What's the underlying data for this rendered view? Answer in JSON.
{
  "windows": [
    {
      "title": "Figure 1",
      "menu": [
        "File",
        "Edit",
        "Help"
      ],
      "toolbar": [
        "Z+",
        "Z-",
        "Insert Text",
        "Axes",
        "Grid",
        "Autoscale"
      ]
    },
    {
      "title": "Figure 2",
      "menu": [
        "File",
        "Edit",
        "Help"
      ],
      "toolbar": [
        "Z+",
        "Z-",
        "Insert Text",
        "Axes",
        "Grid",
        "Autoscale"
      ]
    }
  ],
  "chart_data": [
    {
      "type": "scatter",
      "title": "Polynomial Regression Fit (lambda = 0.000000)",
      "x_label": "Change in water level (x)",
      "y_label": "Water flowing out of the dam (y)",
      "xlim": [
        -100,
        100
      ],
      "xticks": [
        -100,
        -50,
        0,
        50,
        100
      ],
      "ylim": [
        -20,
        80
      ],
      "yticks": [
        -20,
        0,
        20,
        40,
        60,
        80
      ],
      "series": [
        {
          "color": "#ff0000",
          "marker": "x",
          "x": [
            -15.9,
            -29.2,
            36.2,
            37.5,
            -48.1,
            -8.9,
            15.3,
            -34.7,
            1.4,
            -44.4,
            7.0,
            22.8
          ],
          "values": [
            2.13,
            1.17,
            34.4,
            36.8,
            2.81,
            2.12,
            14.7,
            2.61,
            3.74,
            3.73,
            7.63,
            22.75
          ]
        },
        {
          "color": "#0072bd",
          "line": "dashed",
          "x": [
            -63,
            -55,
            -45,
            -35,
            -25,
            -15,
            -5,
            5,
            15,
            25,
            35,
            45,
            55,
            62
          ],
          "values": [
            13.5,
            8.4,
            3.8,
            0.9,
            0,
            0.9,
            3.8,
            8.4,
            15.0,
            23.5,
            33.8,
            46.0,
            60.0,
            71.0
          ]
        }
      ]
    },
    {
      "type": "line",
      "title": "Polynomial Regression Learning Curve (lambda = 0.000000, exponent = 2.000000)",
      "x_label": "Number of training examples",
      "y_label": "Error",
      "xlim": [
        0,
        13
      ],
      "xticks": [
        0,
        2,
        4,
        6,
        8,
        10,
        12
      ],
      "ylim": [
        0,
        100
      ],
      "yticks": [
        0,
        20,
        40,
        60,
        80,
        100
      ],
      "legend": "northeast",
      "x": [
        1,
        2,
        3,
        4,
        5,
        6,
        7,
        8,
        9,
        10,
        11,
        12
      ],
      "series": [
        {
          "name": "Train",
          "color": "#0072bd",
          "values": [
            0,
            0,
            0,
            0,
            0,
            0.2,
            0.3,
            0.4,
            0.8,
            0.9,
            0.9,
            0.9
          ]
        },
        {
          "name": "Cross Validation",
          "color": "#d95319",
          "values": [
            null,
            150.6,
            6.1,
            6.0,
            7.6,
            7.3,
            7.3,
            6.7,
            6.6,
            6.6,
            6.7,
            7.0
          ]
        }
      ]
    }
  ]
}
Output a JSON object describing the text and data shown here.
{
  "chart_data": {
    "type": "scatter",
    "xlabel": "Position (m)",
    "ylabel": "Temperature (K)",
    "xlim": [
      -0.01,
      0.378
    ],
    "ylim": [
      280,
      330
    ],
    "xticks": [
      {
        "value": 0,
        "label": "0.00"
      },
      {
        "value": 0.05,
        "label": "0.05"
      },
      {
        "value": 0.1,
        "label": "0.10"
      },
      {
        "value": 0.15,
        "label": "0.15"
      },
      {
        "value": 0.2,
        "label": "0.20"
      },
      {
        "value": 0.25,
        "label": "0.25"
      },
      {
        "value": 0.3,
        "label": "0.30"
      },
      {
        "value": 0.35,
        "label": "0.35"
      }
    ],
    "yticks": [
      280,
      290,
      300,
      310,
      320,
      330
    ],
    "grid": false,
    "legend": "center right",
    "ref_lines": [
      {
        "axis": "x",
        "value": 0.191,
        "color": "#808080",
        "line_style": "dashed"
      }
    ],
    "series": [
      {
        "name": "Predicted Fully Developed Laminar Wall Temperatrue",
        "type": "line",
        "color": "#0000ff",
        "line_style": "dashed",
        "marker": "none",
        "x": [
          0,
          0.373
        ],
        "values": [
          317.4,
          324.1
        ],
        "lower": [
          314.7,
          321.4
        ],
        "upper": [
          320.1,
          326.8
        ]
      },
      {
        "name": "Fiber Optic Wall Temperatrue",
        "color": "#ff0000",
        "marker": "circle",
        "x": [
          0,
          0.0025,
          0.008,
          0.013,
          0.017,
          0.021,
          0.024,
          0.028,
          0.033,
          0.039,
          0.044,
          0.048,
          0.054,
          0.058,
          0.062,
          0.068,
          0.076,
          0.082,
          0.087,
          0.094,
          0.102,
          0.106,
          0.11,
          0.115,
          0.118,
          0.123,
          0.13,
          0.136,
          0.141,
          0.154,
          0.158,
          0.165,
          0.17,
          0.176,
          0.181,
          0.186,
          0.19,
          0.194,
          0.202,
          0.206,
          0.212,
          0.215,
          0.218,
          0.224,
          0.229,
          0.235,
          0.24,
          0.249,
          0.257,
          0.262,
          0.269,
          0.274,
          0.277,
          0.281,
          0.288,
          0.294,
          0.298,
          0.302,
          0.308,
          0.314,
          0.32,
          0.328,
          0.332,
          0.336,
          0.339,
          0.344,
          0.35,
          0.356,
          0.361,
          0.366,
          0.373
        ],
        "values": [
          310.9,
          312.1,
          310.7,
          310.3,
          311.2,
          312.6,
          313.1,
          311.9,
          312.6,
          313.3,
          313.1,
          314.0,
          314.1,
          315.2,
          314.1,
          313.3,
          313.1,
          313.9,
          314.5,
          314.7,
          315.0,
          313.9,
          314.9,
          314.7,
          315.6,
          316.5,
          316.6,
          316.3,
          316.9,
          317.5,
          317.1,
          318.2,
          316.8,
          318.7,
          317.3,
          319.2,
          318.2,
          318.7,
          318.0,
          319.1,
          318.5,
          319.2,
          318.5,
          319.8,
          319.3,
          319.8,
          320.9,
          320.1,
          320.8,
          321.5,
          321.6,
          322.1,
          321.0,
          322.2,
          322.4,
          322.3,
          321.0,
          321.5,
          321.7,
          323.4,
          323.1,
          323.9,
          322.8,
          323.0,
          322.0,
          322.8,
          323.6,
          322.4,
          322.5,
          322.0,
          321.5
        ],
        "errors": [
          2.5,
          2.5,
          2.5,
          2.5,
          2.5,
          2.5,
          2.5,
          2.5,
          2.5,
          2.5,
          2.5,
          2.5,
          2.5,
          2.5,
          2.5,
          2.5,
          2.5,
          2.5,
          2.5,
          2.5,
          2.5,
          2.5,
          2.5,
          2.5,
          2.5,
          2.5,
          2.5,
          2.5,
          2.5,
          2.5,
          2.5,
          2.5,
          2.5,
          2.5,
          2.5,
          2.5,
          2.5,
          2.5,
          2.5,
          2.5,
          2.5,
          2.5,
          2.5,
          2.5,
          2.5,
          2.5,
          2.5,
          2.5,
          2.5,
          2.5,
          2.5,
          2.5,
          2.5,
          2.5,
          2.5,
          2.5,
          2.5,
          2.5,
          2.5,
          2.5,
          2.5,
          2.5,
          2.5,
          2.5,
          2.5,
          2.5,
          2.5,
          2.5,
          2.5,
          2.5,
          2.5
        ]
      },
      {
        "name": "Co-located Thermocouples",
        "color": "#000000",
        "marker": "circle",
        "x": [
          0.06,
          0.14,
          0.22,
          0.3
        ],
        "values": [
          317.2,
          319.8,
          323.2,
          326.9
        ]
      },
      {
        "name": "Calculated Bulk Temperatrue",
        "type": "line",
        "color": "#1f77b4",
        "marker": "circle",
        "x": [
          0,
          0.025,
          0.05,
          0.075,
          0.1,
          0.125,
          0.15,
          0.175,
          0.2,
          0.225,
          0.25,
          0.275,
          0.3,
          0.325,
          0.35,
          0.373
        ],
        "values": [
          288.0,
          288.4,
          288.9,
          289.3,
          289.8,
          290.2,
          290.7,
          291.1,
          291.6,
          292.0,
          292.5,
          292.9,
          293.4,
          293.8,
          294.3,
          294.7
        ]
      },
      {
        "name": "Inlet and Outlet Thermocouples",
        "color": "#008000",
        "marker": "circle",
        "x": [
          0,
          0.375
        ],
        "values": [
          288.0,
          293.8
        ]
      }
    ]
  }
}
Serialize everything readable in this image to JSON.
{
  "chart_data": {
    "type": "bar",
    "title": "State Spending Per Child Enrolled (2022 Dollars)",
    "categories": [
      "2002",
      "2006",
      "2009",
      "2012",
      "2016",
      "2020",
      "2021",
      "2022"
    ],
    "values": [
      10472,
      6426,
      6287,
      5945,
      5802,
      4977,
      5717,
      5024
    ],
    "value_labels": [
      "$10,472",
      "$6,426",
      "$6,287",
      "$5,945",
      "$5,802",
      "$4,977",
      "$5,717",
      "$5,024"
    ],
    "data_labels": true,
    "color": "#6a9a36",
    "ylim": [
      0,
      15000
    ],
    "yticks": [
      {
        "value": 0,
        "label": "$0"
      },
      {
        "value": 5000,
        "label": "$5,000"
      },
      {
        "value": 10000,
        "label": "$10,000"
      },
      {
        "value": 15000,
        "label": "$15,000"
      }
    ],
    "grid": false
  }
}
========
■ WHAT YOU WILL DO: For this exercise, gather every line of the data that contains the word "lambda".

■ REPLY:
      "title": "Polynomial Regression Fit (lambda = 0.000000)",
      "title": "Polynomial Regression Learning Curve (lambda = 0.000000, exponent = 2.000000)",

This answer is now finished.